──────── Material for this task

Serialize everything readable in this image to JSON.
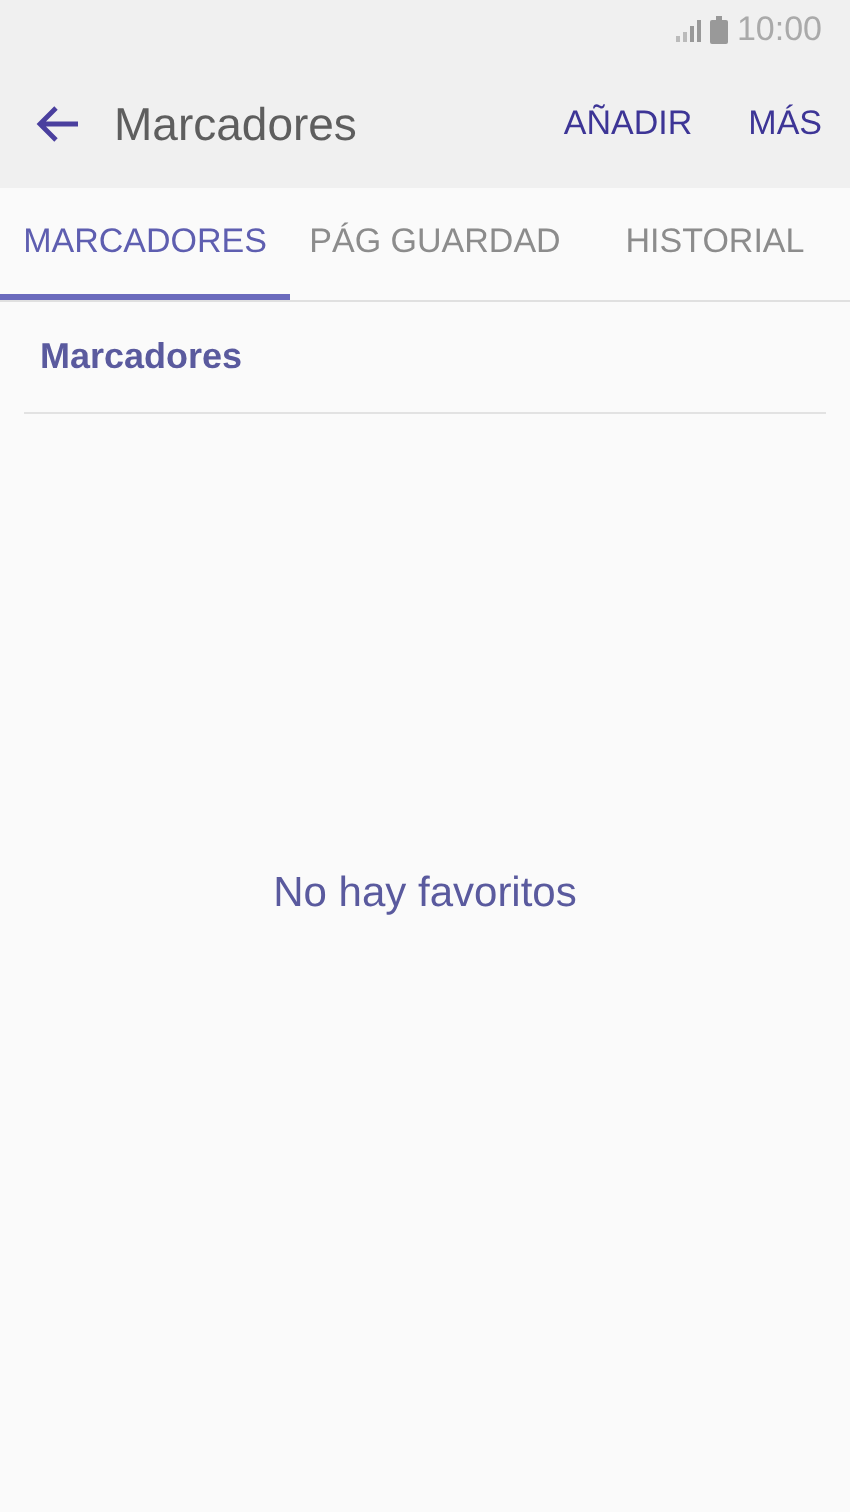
{
  "status_bar": {
    "time": "10:00"
  },
  "app_bar": {
    "title": "Marcadores",
    "actions": [
      "AÑADIR",
      "MÁS"
    ]
  },
  "tabs": [
    {
      "label": "MARCADORES",
      "selected": true
    },
    {
      "label": "PÁG GUARDAD",
      "selected": false
    },
    {
      "label": "HISTORIAL",
      "selected": false
    }
  ],
  "section": {
    "title": "Marcadores"
  },
  "empty_message": "No hay favoritos"
}
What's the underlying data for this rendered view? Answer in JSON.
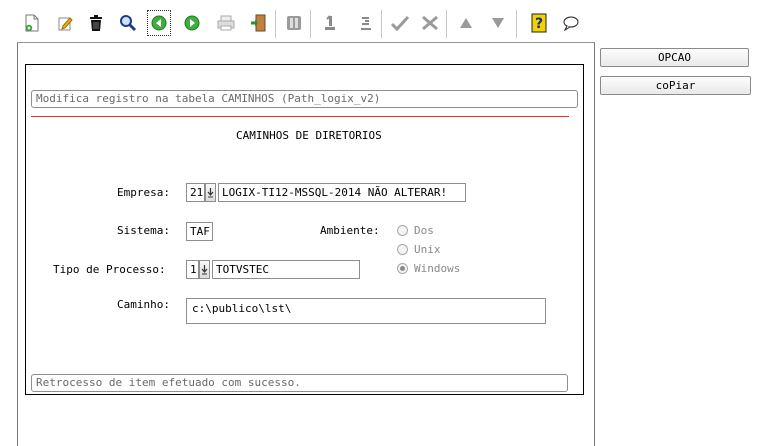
{
  "toolbar": {
    "icons": [
      "new-document-icon",
      "edit-pencil-icon",
      "delete-trash-icon",
      "search-magnifier-icon",
      "previous-record-icon",
      "next-record-icon",
      "print-icon",
      "exit-door-icon",
      "pages-icon",
      "first-page-icon",
      "last-page-icon",
      "confirm-check-icon",
      "cancel-cross-icon",
      "sort-up-icon",
      "sort-down-icon",
      "help-icon",
      "comment-bubble-icon"
    ]
  },
  "side_buttons": {
    "opcao": "OPCAO",
    "copiar": "coPiar"
  },
  "form": {
    "title_message": "Modifica registro na tabela CAMINHOS (Path_logix_v2)",
    "heading": "CAMINHOS DE DIRETORIOS",
    "empresa_label": "Empresa:",
    "empresa_code": "21",
    "empresa_name": "LOGIX-TI12-MSSQL-2014 NÃO ALTERAR!",
    "sistema_label": "Sistema:",
    "sistema_value": "TAF",
    "ambiente_label": "Ambiente:",
    "ambiente_options": [
      "Dos",
      "Unix",
      "Windows"
    ],
    "ambiente_selected": "Windows",
    "tipo_label": "Tipo de Processo:",
    "tipo_code": "1",
    "tipo_value": "TOTVSTEC",
    "caminho_label": "Caminho:",
    "caminho_value": "c:\\publico\\lst\\",
    "status_message": "Retrocesso de item efetuado com sucesso."
  },
  "colors": {
    "divider": "#dd3333",
    "help": "#f2d200"
  }
}
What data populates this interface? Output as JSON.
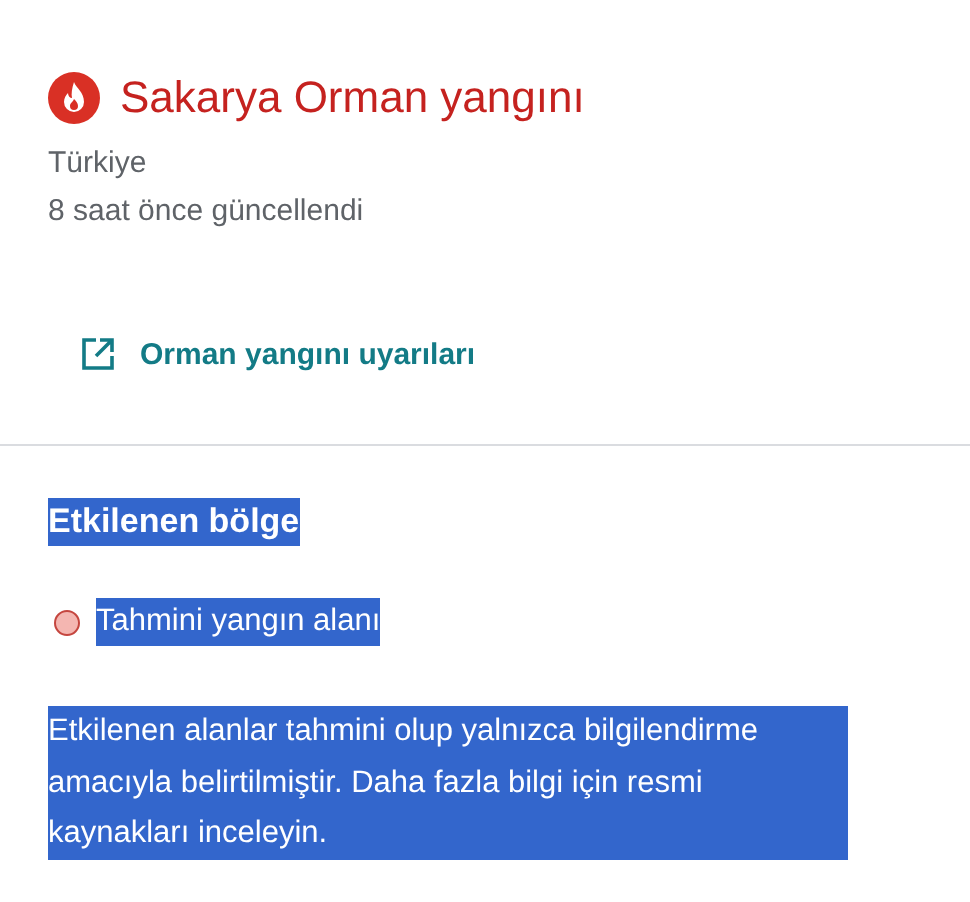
{
  "header": {
    "title": "Sakarya Orman yangını",
    "location": "Türkiye",
    "updated": "8 saat önce güncellendi"
  },
  "link": {
    "label": "Orman yangını uyarıları"
  },
  "affected_area": {
    "highlighted": true,
    "heading": "Etkilenen bölge",
    "legend": [
      {
        "label": "Tahmini yangın alanı",
        "color": "#f4b6b1"
      }
    ],
    "note": "Etkilenen alanlar tahmini olup yalnızca bilgilendirme amacıyla belirtilmiştir. Daha fazla bilgi için resmi kaynakları inceleyin."
  }
}
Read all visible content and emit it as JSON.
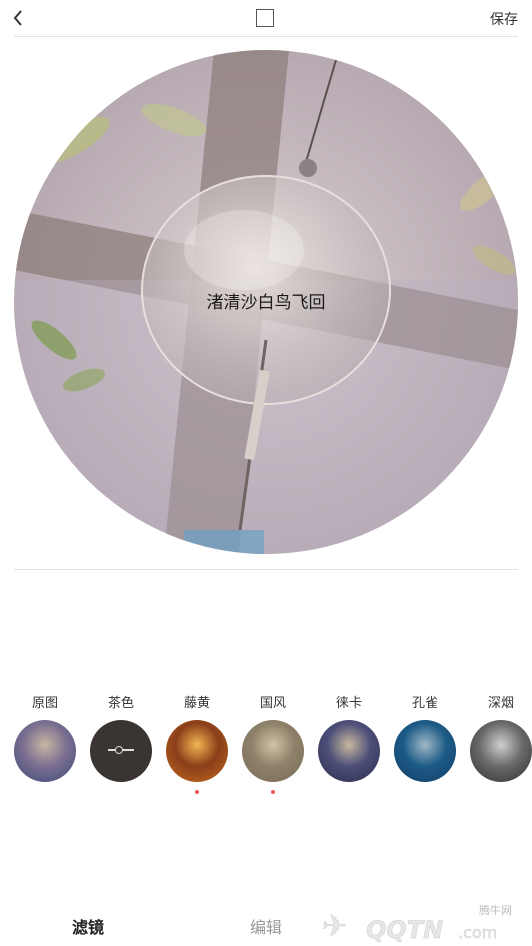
{
  "header": {
    "save_label": "保存"
  },
  "photo": {
    "caption": "渚清沙白鸟飞回"
  },
  "filters": [
    {
      "name": "原图",
      "dot": false,
      "palette": [
        "#3b4a78",
        "#c8b6a2",
        "#7b6f91"
      ]
    },
    {
      "name": "茶色",
      "dot": false,
      "palette": [
        "#3a3532",
        "#3a3532",
        "#3a3532"
      ]
    },
    {
      "name": "藤黄",
      "dot": true,
      "palette": [
        "#c46a1f",
        "#f2b552",
        "#8a3f19"
      ]
    },
    {
      "name": "国风",
      "dot": true,
      "palette": [
        "#7a6c55",
        "#cfc3a6",
        "#8e8169"
      ]
    },
    {
      "name": "徕卡",
      "dot": false,
      "palette": [
        "#2b2c4a",
        "#c7b89e",
        "#4d4f79"
      ]
    },
    {
      "name": "孔雀",
      "dot": false,
      "palette": [
        "#123c66",
        "#a0b8c8",
        "#1c5b86"
      ]
    },
    {
      "name": "深烟",
      "dot": false,
      "palette": [
        "#2f2f2f",
        "#cfcfcf",
        "#6a6a6a"
      ]
    }
  ],
  "tabs": {
    "filter_label": "滤镜",
    "edit_label": "编辑"
  },
  "watermark": {
    "site": "腾牛网",
    "brand": "QQTN",
    "domain": ".com"
  }
}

────────────────

◆ What you are asked to do ◆
Produce an exact copy of only those lines that run from the line with "What data populates" to the final line of the records, including both; exclude images.

◆ The completed task ◆
What data populates this interface? Output as JSON.
{
  "header": {
    "title": "Sakarya Orman yangını",
    "location": "Türkiye",
    "updated": "8 saat önce güncellendi"
  },
  "link": {
    "label": "Orman yangını uyarıları"
  },
  "affected_area": {
    "highlighted": true,
    "heading": "Etkilenen bölge",
    "legend": [
      {
        "label": "Tahmini yangın alanı",
        "color": "#f4b6b1"
      }
    ],
    "note": "Etkilenen alanlar tahmini olup yalnızca bilgilendirme amacıyla belirtilmiştir. Daha fazla bilgi için resmi kaynakları inceleyin."
  }
}
Read all visible content and emit it as JSON.
{
  "header": {
    "save_label": "保存"
  },
  "photo": {
    "caption": "渚清沙白鸟飞回"
  },
  "filters": [
    {
      "name": "原图",
      "dot": false,
      "palette": [
        "#3b4a78",
        "#c8b6a2",
        "#7b6f91"
      ]
    },
    {
      "name": "茶色",
      "dot": false,
      "palette": [
        "#3a3532",
        "#3a3532",
        "#3a3532"
      ]
    },
    {
      "name": "藤黄",
      "dot": true,
      "palette": [
        "#c46a1f",
        "#f2b552",
        "#8a3f19"
      ]
    },
    {
      "name": "国风",
      "dot": true,
      "palette": [
        "#7a6c55",
        "#cfc3a6",
        "#8e8169"
      ]
    },
    {
      "name": "徕卡",
      "dot": false,
      "palette": [
        "#2b2c4a",
        "#c7b89e",
        "#4d4f79"
      ]
    },
    {
      "name": "孔雀",
      "dot": false,
      "palette": [
        "#123c66",
        "#a0b8c8",
        "#1c5b86"
      ]
    },
    {
      "name": "深烟",
      "dot": false,
      "palette": [
        "#2f2f2f",
        "#cfcfcf",
        "#6a6a6a"
      ]
    }
  ],
  "tabs": {
    "filter_label": "滤镜",
    "edit_label": "编辑"
  },
  "watermark": {
    "site": "腾牛网",
    "brand": "QQTN",
    "domain": ".com"
  }
}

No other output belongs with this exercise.